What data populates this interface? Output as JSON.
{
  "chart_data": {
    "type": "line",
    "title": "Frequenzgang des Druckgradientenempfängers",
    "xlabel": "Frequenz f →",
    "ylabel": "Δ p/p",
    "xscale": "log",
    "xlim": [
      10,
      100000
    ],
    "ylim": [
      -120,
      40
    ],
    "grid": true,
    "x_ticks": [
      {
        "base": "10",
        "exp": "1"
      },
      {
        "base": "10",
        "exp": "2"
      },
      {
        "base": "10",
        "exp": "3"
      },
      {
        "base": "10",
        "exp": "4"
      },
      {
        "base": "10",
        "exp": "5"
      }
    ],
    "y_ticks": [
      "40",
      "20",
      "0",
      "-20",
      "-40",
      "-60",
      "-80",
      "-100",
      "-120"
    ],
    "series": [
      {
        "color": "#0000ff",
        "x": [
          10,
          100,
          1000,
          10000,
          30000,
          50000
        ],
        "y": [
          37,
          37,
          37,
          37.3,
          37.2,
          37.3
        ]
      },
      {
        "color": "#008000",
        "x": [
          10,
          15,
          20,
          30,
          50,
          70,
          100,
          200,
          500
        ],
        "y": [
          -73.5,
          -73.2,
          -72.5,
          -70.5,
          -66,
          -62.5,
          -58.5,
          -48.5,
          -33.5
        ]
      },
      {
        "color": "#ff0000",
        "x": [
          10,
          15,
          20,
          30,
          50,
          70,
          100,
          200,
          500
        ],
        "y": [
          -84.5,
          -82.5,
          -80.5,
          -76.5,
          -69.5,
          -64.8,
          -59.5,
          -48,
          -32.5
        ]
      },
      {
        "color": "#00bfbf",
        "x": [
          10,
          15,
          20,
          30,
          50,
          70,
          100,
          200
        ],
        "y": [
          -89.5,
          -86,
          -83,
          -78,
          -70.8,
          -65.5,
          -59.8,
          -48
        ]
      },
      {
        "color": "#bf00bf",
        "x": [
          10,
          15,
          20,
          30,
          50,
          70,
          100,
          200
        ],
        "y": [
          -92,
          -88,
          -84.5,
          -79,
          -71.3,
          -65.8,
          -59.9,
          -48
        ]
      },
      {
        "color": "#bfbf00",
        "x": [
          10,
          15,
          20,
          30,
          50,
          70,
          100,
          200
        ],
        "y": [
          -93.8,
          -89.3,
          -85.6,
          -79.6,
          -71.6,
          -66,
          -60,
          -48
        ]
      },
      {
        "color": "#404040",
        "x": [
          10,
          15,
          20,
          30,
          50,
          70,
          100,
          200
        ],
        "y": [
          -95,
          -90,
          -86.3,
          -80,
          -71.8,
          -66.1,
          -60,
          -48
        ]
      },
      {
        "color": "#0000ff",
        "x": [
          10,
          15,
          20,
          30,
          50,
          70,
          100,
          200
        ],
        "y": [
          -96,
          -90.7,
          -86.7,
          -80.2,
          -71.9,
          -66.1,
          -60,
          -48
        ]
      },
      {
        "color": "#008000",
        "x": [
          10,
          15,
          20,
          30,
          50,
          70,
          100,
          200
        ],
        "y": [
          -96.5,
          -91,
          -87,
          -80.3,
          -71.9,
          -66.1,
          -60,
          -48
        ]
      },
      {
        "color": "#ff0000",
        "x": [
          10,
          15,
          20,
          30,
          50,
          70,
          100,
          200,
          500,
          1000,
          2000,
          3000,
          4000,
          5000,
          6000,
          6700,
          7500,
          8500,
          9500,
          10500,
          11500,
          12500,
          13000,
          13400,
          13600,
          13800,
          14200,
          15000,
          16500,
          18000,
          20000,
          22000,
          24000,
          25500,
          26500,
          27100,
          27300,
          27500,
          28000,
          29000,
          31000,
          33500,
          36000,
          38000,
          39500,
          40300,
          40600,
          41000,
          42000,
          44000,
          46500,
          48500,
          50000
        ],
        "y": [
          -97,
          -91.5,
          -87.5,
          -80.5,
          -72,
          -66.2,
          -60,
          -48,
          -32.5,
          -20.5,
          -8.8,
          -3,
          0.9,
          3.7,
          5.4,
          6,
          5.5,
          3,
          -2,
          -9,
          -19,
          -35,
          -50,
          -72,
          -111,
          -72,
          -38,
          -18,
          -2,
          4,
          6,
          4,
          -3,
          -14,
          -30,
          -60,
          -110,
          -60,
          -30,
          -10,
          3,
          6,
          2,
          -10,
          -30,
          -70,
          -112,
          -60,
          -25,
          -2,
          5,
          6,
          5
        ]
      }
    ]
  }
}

★ ★ ★ ★ ★ ★ ★

In the entries above, count each line that holds "color". Give the total and nothing else.

- [RESPONSE TO THIS EXERCISE]:
10